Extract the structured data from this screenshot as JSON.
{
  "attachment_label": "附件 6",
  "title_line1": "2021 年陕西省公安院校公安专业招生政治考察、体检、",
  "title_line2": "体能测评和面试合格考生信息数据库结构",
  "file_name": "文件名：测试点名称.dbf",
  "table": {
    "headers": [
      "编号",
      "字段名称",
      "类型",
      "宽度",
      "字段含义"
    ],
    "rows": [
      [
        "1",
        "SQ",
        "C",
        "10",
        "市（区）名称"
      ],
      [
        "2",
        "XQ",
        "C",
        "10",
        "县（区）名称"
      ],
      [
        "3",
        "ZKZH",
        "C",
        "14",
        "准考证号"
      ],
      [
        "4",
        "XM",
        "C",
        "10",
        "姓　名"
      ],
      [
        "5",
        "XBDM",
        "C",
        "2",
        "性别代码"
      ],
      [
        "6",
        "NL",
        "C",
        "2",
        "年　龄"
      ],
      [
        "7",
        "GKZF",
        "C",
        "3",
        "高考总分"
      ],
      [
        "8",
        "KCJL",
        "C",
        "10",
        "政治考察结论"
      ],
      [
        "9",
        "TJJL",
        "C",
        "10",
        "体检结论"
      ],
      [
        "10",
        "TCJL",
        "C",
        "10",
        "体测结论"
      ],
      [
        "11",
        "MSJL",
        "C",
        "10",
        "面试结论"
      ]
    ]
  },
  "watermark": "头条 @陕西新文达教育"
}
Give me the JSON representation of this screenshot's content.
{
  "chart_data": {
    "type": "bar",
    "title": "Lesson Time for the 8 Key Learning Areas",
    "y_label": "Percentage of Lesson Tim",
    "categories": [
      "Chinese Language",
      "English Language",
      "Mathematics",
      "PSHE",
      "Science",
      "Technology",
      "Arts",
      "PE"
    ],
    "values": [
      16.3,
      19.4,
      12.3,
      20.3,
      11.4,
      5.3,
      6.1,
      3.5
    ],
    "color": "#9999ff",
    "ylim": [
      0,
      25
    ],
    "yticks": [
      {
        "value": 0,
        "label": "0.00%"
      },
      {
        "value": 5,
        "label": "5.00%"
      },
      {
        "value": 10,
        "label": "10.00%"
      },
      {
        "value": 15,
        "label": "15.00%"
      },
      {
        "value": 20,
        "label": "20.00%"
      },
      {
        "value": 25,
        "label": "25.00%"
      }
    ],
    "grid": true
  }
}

* [What is required] Track down every line with the word "screenshot" and copy it.

* [Full response]
Extract the structured data from this screenshot as JSON.
Give me the JSON representation of this screenshot's content.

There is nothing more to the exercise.